-- start of Extracted entries --

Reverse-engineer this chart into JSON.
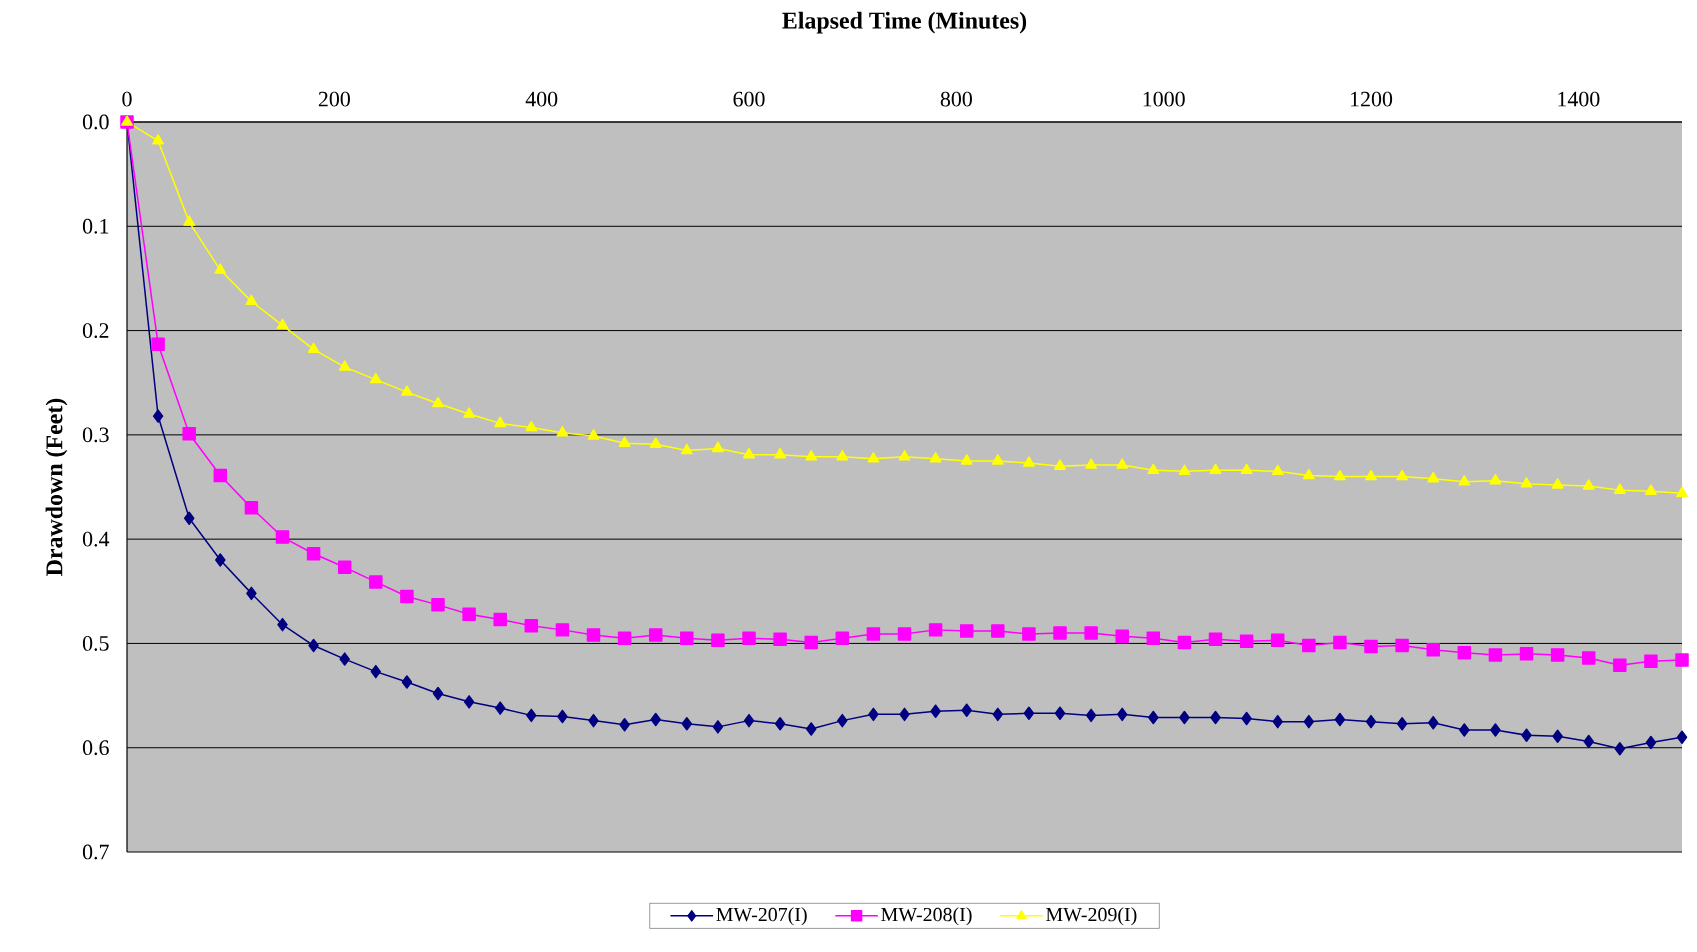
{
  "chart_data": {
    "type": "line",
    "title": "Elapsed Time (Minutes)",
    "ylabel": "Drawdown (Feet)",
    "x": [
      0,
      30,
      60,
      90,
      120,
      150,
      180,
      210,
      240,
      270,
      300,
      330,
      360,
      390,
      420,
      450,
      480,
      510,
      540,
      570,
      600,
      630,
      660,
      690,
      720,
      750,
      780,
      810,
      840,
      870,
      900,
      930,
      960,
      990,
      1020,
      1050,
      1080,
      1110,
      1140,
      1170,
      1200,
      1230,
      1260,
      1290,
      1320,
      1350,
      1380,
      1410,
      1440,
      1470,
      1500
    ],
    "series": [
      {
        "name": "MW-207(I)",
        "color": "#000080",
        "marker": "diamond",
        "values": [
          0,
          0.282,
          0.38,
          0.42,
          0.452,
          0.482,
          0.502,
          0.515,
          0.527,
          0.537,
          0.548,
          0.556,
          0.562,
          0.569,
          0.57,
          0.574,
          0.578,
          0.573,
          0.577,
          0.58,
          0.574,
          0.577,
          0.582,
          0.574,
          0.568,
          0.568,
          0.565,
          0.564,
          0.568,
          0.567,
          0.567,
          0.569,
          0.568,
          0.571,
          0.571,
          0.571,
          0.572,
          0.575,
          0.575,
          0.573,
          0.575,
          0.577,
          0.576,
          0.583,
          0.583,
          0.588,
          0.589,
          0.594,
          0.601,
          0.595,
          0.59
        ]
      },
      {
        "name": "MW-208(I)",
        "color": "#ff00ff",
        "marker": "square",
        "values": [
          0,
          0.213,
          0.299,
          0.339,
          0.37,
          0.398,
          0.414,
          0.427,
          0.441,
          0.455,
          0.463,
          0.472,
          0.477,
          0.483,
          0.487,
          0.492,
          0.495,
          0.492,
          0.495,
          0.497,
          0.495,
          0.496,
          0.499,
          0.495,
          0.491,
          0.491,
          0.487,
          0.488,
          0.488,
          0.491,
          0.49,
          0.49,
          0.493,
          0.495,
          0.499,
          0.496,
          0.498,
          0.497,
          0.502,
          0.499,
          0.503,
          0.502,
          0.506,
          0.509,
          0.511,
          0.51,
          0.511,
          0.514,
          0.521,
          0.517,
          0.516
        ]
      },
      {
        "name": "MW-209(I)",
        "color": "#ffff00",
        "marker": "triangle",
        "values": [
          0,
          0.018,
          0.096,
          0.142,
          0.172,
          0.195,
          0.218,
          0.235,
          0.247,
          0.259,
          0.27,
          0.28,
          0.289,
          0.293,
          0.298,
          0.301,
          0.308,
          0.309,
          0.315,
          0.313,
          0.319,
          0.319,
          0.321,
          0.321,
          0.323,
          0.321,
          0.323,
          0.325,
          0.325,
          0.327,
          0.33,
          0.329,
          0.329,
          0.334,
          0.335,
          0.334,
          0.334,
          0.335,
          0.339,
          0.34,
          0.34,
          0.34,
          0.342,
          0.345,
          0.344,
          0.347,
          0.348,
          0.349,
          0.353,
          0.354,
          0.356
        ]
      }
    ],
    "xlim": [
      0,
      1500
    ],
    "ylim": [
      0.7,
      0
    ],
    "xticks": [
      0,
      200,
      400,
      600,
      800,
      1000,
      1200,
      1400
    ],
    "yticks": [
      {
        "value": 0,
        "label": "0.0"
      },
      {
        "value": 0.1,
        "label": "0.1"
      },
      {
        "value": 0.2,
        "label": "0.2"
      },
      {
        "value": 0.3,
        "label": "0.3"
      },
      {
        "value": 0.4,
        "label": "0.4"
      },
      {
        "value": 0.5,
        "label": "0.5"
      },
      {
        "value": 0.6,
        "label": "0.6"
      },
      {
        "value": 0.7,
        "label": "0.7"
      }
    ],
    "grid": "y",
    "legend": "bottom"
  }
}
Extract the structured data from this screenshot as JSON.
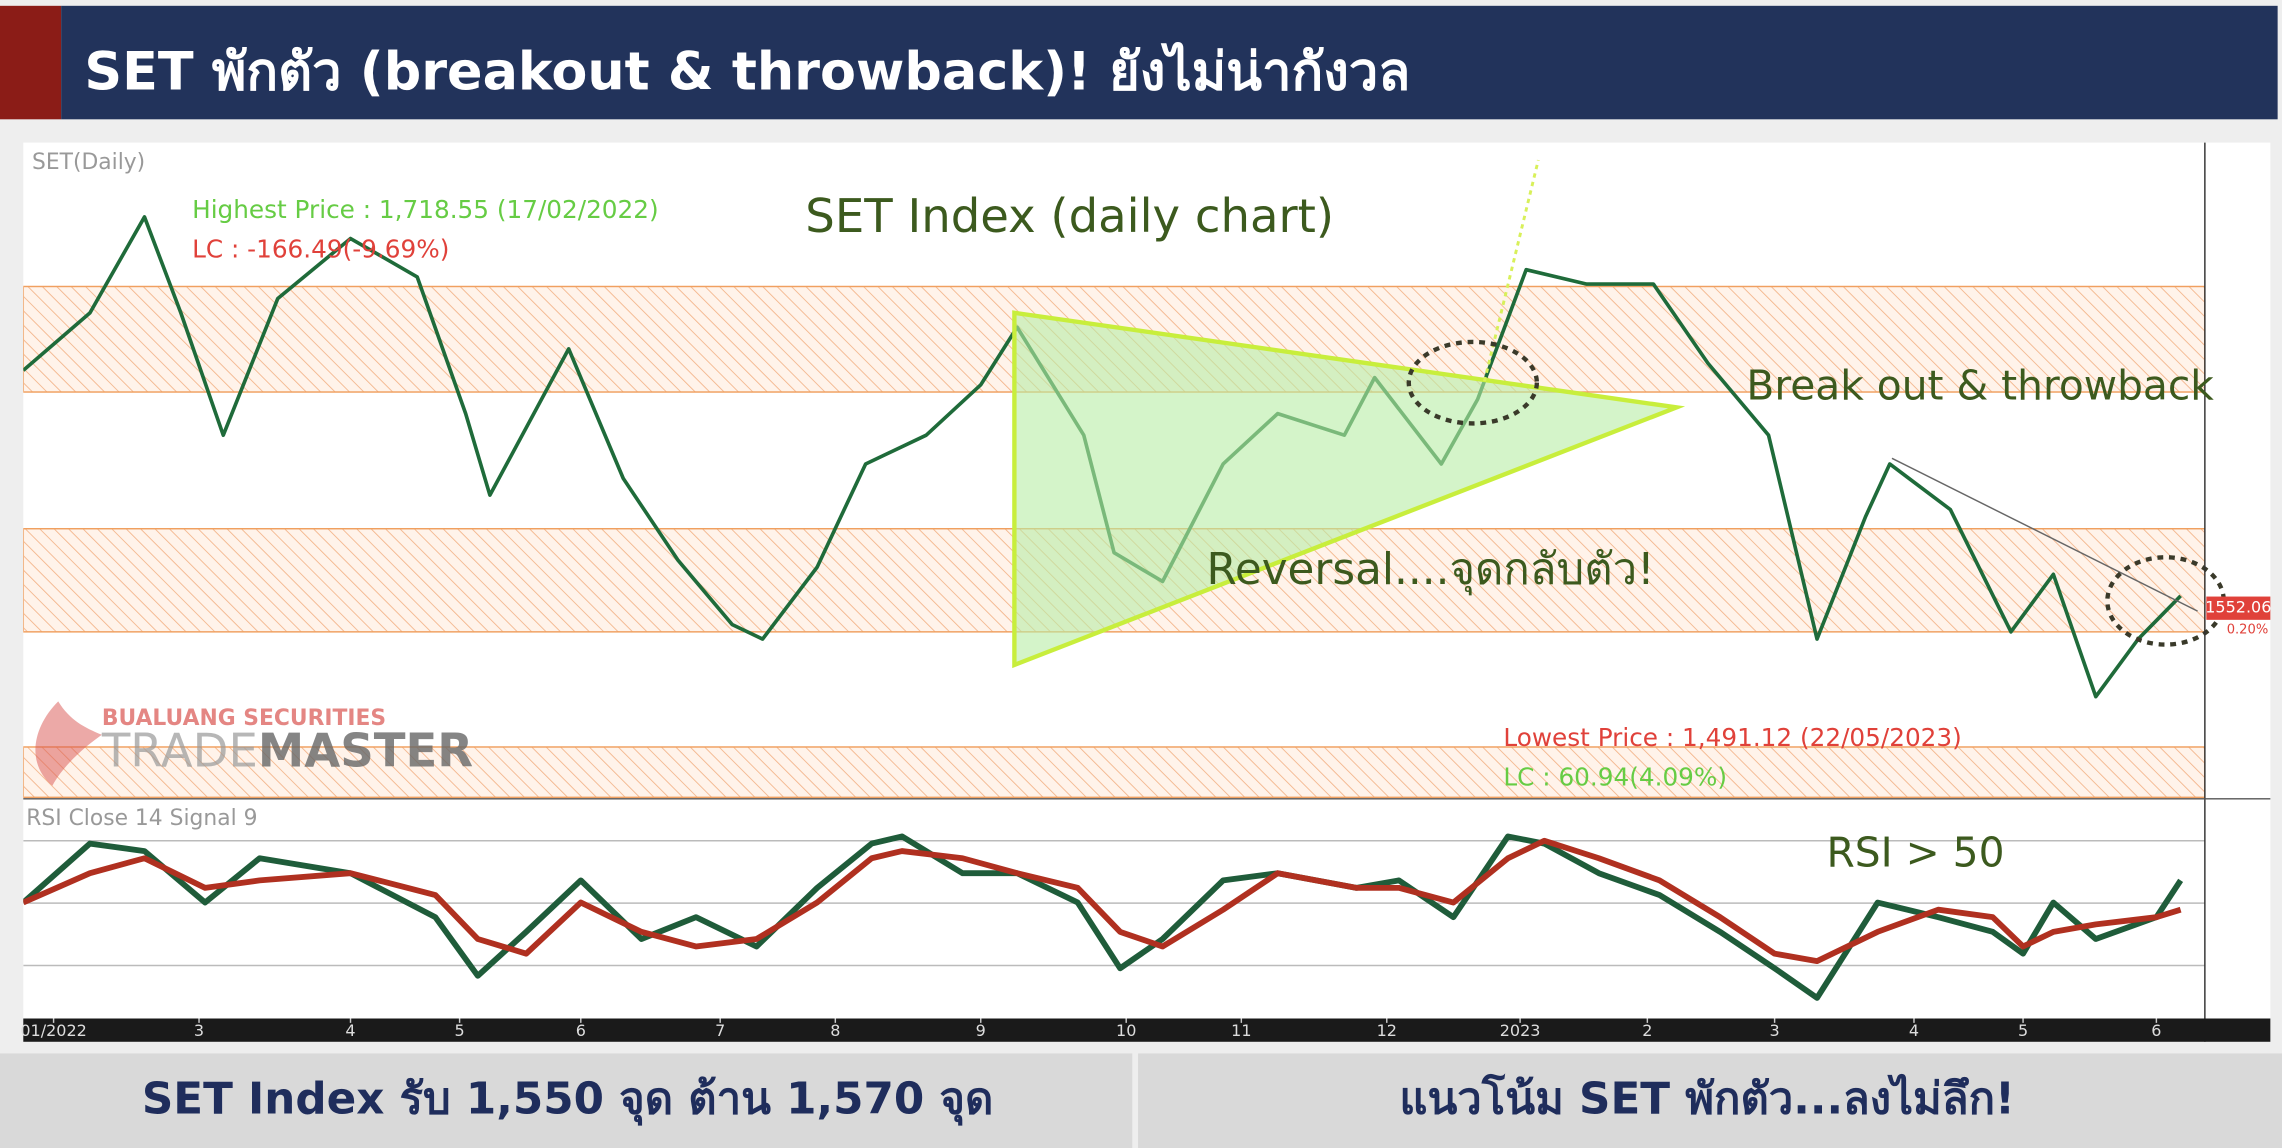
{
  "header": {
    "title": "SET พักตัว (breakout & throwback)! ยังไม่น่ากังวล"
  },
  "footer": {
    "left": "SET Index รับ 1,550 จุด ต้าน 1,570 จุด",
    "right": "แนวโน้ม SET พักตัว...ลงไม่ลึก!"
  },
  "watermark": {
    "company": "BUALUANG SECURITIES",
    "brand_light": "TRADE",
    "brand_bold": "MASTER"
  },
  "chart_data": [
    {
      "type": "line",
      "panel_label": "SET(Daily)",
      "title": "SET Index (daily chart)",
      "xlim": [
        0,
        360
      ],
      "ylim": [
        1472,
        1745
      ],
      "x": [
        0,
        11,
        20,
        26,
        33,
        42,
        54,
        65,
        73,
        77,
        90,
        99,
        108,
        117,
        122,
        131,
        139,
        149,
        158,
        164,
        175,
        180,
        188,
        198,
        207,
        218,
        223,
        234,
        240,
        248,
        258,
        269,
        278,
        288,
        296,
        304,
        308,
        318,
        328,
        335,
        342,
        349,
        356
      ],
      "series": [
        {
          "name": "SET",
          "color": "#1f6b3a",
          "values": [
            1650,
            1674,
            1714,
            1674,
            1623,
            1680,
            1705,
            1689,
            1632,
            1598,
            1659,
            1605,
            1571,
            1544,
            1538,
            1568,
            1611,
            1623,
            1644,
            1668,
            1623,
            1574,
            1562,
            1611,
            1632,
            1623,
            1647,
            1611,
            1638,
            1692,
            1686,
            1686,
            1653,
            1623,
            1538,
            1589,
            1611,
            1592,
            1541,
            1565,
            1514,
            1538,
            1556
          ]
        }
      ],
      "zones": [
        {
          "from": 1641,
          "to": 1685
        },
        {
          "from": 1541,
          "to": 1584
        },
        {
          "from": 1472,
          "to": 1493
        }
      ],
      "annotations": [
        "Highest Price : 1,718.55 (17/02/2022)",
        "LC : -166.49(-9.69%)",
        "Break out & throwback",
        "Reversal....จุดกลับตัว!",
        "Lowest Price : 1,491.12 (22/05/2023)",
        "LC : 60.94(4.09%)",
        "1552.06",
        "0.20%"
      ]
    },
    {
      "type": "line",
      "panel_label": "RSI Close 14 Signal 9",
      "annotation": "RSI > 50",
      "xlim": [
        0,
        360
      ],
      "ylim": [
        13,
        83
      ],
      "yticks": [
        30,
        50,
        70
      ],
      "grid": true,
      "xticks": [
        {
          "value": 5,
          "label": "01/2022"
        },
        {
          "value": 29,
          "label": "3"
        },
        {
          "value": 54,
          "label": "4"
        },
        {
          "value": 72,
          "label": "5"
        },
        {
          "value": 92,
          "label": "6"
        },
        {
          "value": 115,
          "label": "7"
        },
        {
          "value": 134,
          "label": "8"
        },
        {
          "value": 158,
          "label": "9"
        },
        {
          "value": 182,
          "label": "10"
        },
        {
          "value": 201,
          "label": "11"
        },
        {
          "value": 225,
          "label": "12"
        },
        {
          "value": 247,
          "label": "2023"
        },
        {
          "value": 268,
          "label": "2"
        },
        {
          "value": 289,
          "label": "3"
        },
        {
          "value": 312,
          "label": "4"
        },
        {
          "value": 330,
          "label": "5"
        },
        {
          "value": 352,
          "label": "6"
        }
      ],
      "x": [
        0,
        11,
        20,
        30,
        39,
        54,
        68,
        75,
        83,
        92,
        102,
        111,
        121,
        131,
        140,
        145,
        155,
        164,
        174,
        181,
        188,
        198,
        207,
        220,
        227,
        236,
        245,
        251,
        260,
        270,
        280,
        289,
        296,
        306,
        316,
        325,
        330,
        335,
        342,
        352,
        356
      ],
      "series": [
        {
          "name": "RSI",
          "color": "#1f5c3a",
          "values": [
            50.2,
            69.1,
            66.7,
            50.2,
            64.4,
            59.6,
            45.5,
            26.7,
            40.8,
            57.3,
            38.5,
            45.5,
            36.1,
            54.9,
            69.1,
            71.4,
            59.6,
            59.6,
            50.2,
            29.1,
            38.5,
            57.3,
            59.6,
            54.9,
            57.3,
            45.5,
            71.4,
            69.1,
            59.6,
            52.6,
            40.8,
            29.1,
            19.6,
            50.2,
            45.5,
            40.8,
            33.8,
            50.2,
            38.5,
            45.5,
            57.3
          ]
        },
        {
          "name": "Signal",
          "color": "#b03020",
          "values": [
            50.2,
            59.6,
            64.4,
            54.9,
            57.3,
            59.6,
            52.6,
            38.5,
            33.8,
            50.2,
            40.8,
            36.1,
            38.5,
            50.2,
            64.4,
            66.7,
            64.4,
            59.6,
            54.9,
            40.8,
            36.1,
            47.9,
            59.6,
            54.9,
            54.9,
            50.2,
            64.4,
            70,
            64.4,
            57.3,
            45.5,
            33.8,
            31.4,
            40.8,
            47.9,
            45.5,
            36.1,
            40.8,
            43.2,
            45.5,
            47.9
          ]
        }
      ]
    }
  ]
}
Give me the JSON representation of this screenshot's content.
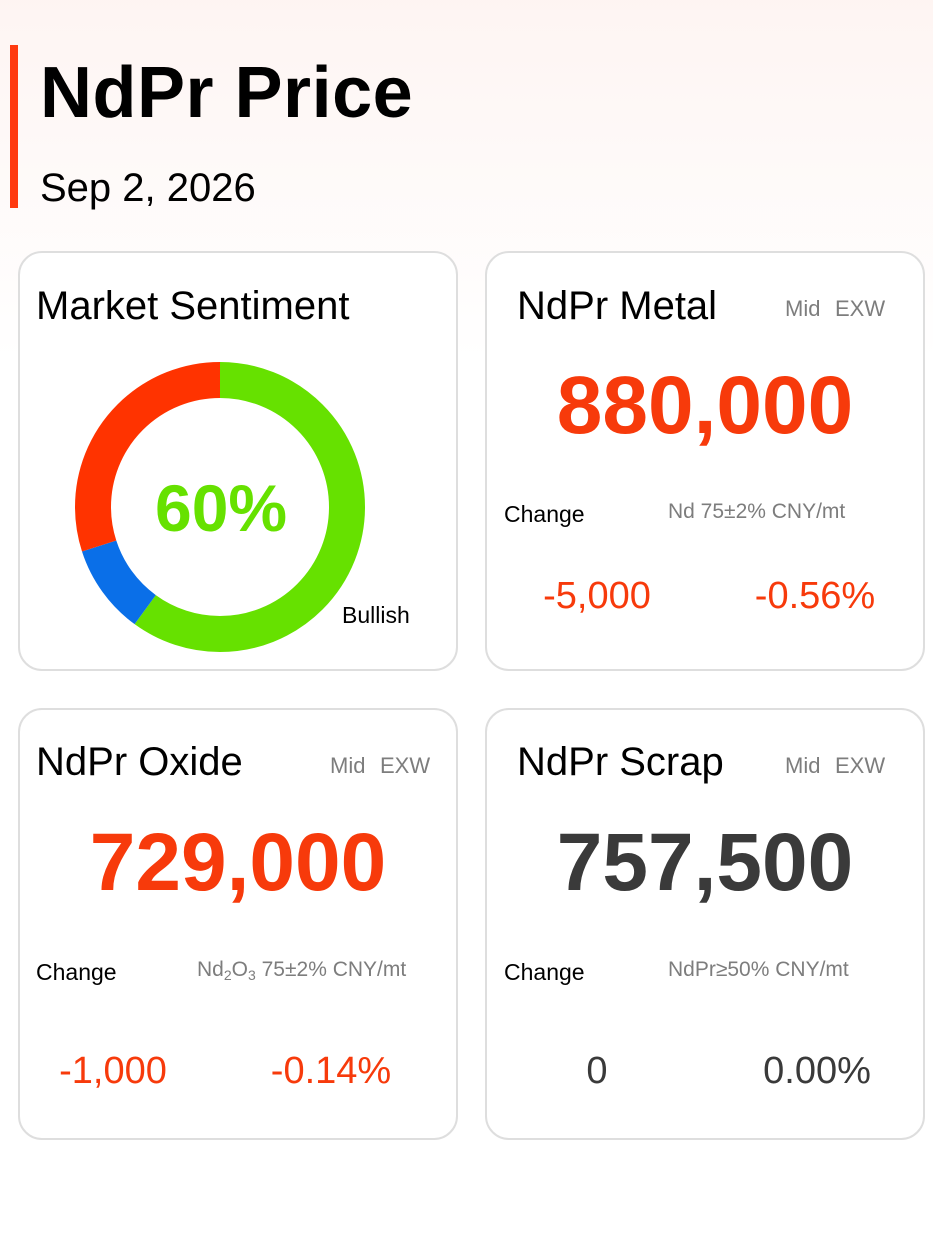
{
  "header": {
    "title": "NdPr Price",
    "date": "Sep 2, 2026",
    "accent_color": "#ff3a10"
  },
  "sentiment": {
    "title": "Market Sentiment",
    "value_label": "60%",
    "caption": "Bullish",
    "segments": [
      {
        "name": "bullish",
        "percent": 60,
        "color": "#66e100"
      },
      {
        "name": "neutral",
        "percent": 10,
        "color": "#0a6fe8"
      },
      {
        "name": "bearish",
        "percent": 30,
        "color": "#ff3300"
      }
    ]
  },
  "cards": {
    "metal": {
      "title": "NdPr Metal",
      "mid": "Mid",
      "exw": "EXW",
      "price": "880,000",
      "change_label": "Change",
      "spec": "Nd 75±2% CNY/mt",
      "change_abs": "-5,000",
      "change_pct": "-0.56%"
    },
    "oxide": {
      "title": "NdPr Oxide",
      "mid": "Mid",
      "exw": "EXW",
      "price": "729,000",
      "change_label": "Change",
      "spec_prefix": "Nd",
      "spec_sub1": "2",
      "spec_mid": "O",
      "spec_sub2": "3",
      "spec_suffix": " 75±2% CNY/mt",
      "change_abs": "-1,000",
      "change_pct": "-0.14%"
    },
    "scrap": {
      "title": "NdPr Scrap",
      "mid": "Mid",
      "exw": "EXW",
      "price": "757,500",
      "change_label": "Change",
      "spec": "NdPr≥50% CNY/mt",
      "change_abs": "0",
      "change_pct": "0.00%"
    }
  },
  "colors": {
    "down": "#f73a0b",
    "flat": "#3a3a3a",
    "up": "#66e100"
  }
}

-- end of Extracted entries --

** What the task asks **
Using the listing above, locate the lines that hold "Index" and copy each one.

** Solution **
    "left": "SET Index รับ 1,550 จุด ต้าน 1,570 จุด",
      "title": "SET Index (daily chart)",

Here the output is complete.